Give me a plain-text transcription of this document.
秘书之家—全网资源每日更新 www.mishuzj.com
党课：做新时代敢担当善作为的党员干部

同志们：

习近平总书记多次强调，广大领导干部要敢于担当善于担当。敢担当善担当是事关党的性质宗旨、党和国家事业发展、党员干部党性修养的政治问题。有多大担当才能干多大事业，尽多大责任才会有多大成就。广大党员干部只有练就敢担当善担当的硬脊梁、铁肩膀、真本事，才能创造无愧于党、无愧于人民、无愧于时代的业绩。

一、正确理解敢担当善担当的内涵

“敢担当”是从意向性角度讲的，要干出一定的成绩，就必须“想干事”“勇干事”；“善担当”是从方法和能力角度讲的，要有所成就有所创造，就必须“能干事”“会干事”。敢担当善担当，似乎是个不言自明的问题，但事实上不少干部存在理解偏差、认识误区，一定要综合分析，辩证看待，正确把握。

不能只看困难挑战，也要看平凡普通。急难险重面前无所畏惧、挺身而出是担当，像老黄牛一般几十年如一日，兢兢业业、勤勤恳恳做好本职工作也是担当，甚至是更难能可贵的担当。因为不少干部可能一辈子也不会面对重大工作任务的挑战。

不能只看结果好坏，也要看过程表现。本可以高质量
------
# [AIM OF THE EXERCISE]
Write the whole listing out again. Keep every line exactly as it is.

# [TASK RESPONSE]
Give me a plain-text transcription of this document.
秘书之家—全网资源每日更新 www.mishuzj.com
党课：做新时代敢担当善作为的党员干部

同志们：

习近平总书记多次强调，广大领导干部要敢于担当善于担当。敢担当善担当是事关党的性质宗旨、党和国家事业发展、党员干部党性修养的政治问题。有多大担当才能干多大事业，尽多大责任才会有多大成就。广大党员干部只有练就敢担当善担当的硬脊梁、铁肩膀、真本事，才能创造无愧于党、无愧于人民、无愧于时代的业绩。

一、正确理解敢担当善担当的内涵

“敢担当”是从意向性角度讲的，要干出一定的成绩，就必须“想干事”“勇干事”；“善担当”是从方法和能力角度讲的，要有所成就有所创造，就必须“能干事”“会干事”。敢担当善担当，似乎是个不言自明的问题，但事实上不少干部存在理解偏差、认识误区，一定要综合分析，辩证看待，正确把握。

不能只看困难挑战，也要看平凡普通。急难险重面前无所畏惧、挺身而出是担当，像老黄牛一般几十年如一日，兢兢业业、勤勤恳恳做好本职工作也是担当，甚至是更难能可贵的担当。因为不少干部可能一辈子也不会面对重大工作任务的挑战。

不能只看结果好坏，也要看过程表现。本可以高质量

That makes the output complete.